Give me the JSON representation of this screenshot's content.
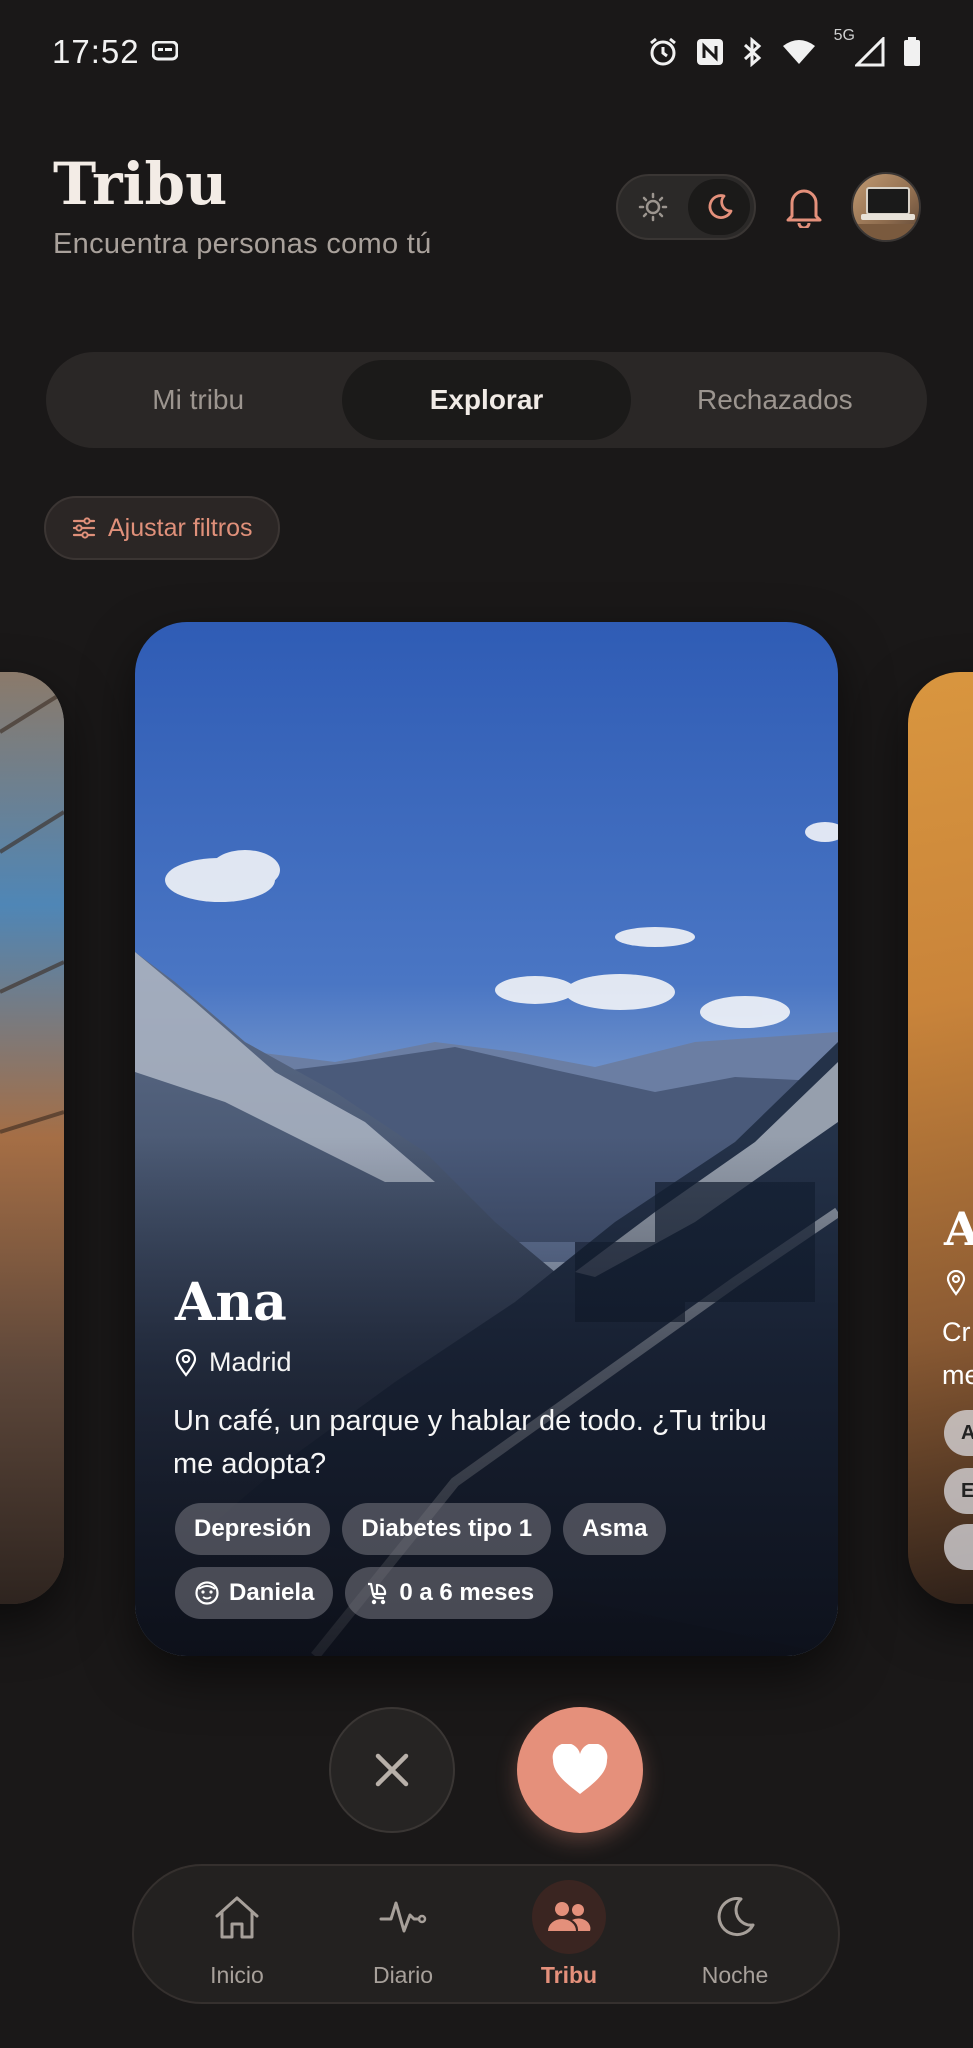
{
  "status_bar": {
    "time": "17:52",
    "network_label": "5G",
    "icons": [
      "message-icon",
      "alarm-icon",
      "nfc-icon",
      "bluetooth-icon",
      "wifi-icon",
      "signal-icon",
      "battery-icon"
    ]
  },
  "header": {
    "title": "Tribu",
    "subtitle": "Encuentra personas como tú",
    "theme_options": [
      "sun-icon",
      "moon-icon"
    ],
    "active_theme": "dark"
  },
  "tabs": [
    {
      "label": "Mi tribu",
      "active": false
    },
    {
      "label": "Explorar",
      "active": true
    },
    {
      "label": "Rechazados",
      "active": false
    }
  ],
  "filter": {
    "label": "Ajustar filtros"
  },
  "profile_card": {
    "name": "Ana",
    "location": "Madrid",
    "bio": "Un café, un parque y hablar de todo. ¿Tu tribu me adopta?",
    "condition_tags": [
      "Depresión",
      "Diabetes tipo 1",
      "Asma"
    ],
    "child_name": "Daniela",
    "child_age": "0 a 6 meses"
  },
  "next_card_preview": {
    "name_initial": "A",
    "bio_fragment_1": "Cr",
    "bio_fragment_2": "me",
    "chip_1": "A",
    "chip_2": "E"
  },
  "bottom_nav": [
    {
      "label": "Inicio",
      "icon": "home-icon",
      "active": false
    },
    {
      "label": "Diario",
      "icon": "pulse-icon",
      "active": false
    },
    {
      "label": "Tribu",
      "icon": "people-icon",
      "active": true
    },
    {
      "label": "Noche",
      "icon": "moon-icon",
      "active": false
    }
  ],
  "colors": {
    "accent": "#e5907b",
    "background": "#1a1818"
  }
}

◇ ◇ ◇ ◇

▸ **WHAT THIS TASK INVOLVES**
Reproduce each line exactly as it appears, omitting the pictures.

▸ **WORKED SOLUTION**
Give me the JSON representation of this screenshot's content.
{
  "status_bar": {
    "time": "17:52",
    "network_label": "5G",
    "icons": [
      "message-icon",
      "alarm-icon",
      "nfc-icon",
      "bluetooth-icon",
      "wifi-icon",
      "signal-icon",
      "battery-icon"
    ]
  },
  "header": {
    "title": "Tribu",
    "subtitle": "Encuentra personas como tú",
    "theme_options": [
      "sun-icon",
      "moon-icon"
    ],
    "active_theme": "dark"
  },
  "tabs": [
    {
      "label": "Mi tribu",
      "active": false
    },
    {
      "label": "Explorar",
      "active": true
    },
    {
      "label": "Rechazados",
      "active": false
    }
  ],
  "filter": {
    "label": "Ajustar filtros"
  },
  "profile_card": {
    "name": "Ana",
    "location": "Madrid",
    "bio": "Un café, un parque y hablar de todo. ¿Tu tribu me adopta?",
    "condition_tags": [
      "Depresión",
      "Diabetes tipo 1",
      "Asma"
    ],
    "child_name": "Daniela",
    "child_age": "0 a 6 meses"
  },
  "next_card_preview": {
    "name_initial": "A",
    "bio_fragment_1": "Cr",
    "bio_fragment_2": "me",
    "chip_1": "A",
    "chip_2": "E"
  },
  "bottom_nav": [
    {
      "label": "Inicio",
      "icon": "home-icon",
      "active": false
    },
    {
      "label": "Diario",
      "icon": "pulse-icon",
      "active": false
    },
    {
      "label": "Tribu",
      "icon": "people-icon",
      "active": true
    },
    {
      "label": "Noche",
      "icon": "moon-icon",
      "active": false
    }
  ],
  "colors": {
    "accent": "#e5907b",
    "background": "#1a1818"
  }
}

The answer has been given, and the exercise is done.